* [Problem requirements]: All the data below goes into the copy word for word, but the pictures don't.

»»

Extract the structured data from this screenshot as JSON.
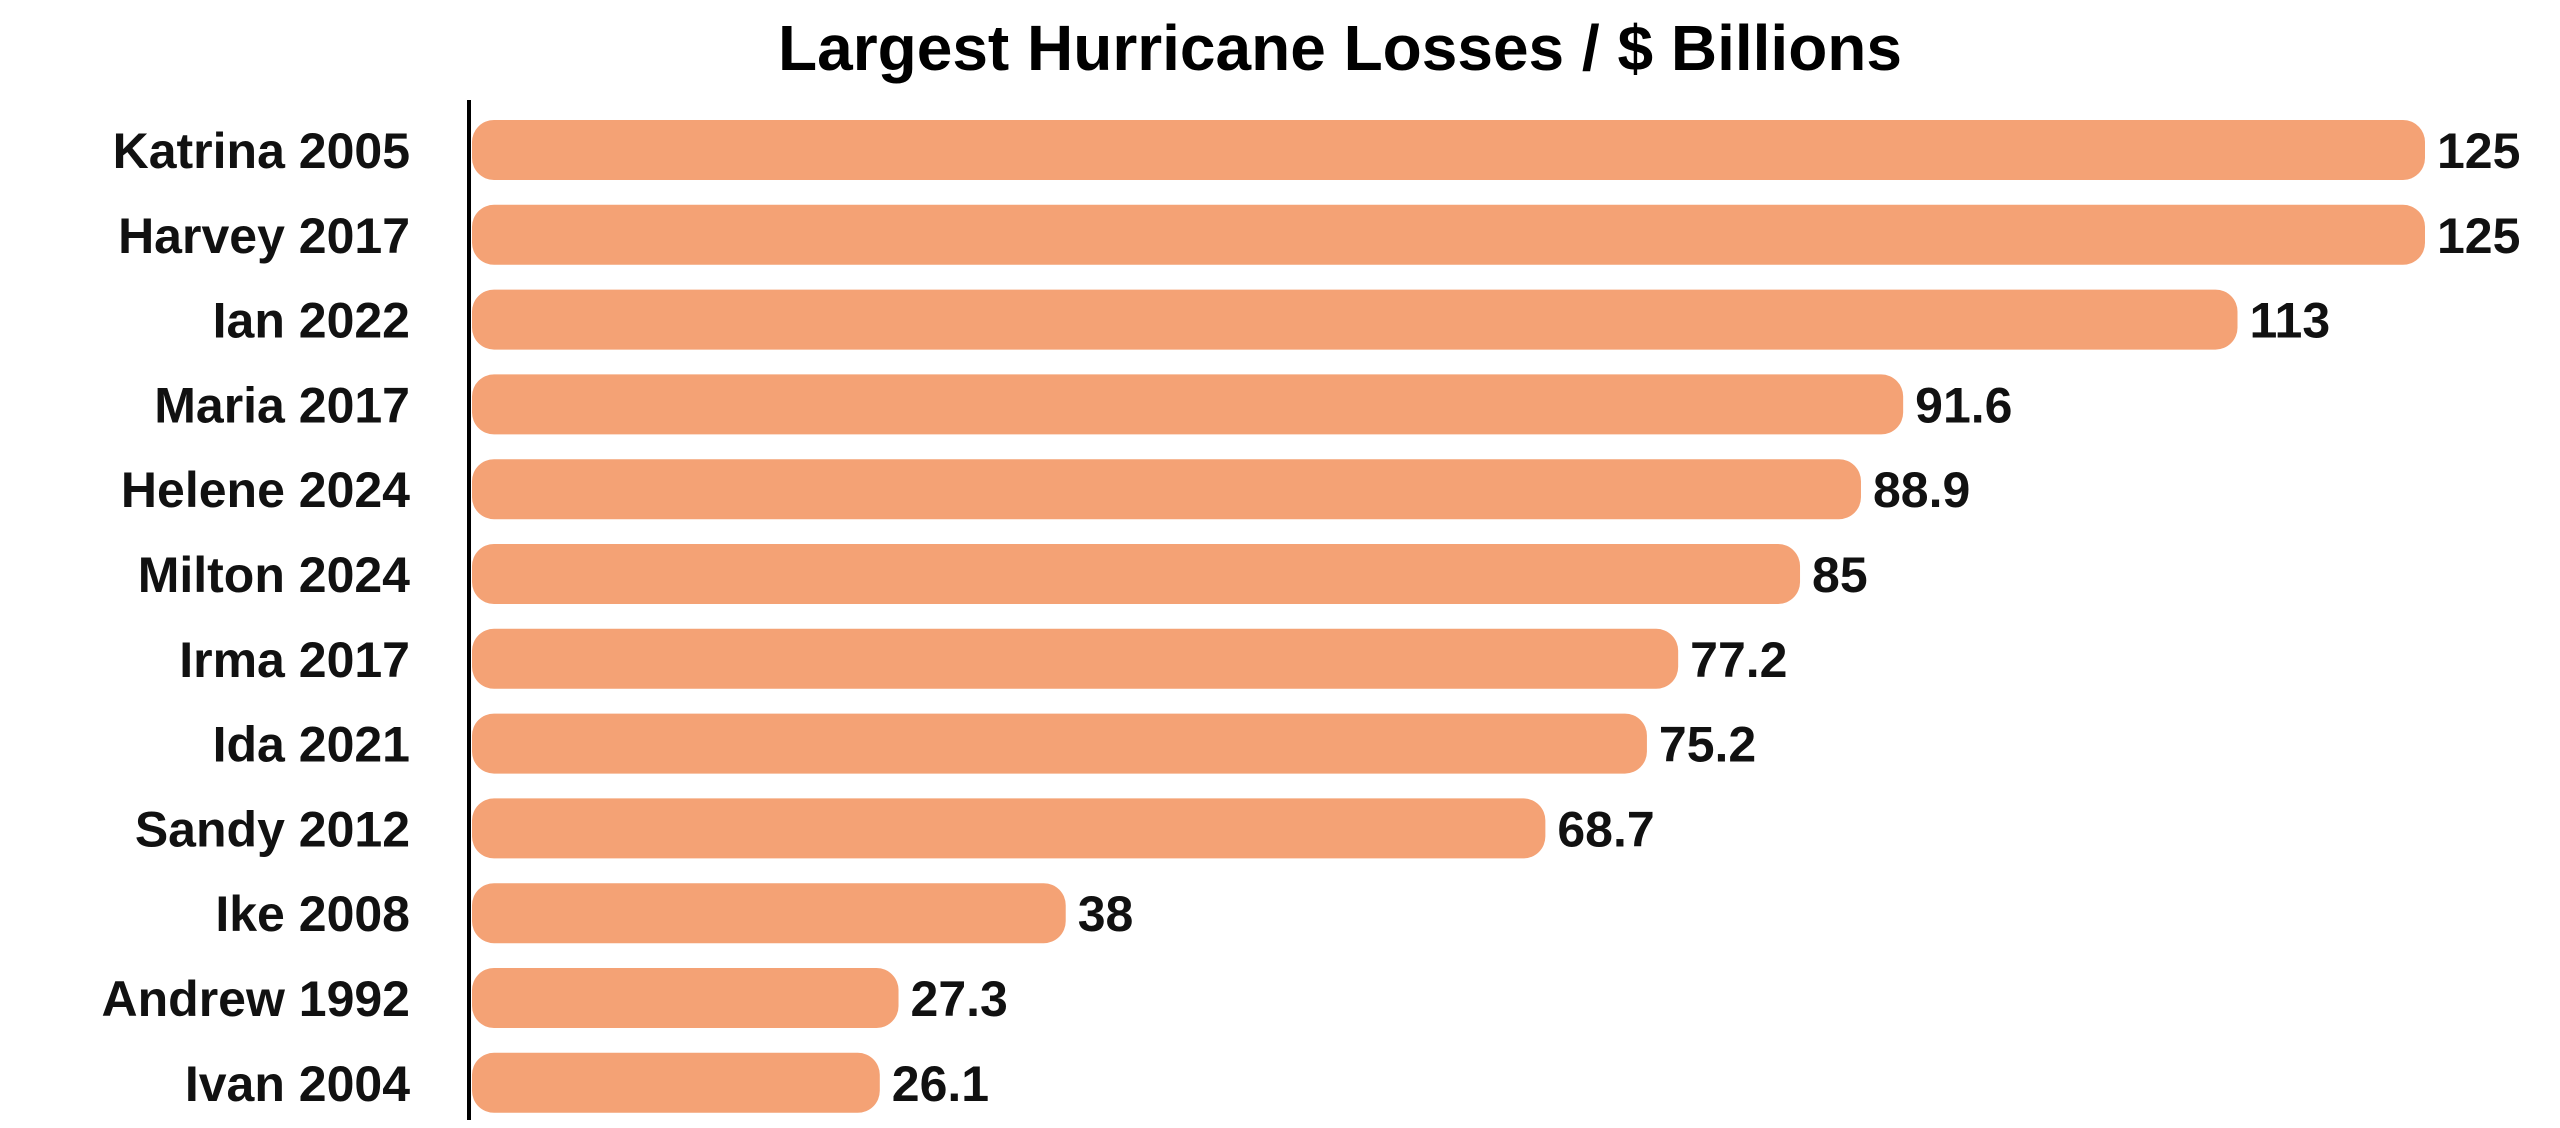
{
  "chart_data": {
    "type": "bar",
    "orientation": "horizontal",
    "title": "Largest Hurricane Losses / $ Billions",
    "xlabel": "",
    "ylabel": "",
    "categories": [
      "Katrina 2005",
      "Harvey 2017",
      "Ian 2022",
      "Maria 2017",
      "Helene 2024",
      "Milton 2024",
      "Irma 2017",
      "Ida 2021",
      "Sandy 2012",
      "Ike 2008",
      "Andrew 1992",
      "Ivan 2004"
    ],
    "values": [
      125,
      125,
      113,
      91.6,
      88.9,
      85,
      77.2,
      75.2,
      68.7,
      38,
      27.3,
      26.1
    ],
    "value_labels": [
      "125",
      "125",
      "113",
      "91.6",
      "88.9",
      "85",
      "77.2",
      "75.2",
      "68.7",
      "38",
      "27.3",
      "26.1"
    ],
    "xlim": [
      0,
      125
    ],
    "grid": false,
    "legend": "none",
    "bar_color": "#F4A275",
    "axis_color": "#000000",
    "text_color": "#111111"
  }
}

««

* [The output]:
Extract the structured data from this screenshot as JSON.
{
  "chart_data": {
    "type": "bar",
    "orientation": "horizontal",
    "title": "Largest Hurricane Losses / $ Billions",
    "xlabel": "",
    "ylabel": "",
    "categories": [
      "Katrina 2005",
      "Harvey 2017",
      "Ian 2022",
      "Maria 2017",
      "Helene 2024",
      "Milton 2024",
      "Irma 2017",
      "Ida 2021",
      "Sandy 2012",
      "Ike 2008",
      "Andrew 1992",
      "Ivan 2004"
    ],
    "values": [
      125,
      125,
      113,
      91.6,
      88.9,
      85,
      77.2,
      75.2,
      68.7,
      38,
      27.3,
      26.1
    ],
    "value_labels": [
      "125",
      "125",
      "113",
      "91.6",
      "88.9",
      "85",
      "77.2",
      "75.2",
      "68.7",
      "38",
      "27.3",
      "26.1"
    ],
    "xlim": [
      0,
      125
    ],
    "grid": false,
    "legend": "none",
    "bar_color": "#F4A275",
    "axis_color": "#000000",
    "text_color": "#111111"
  }
}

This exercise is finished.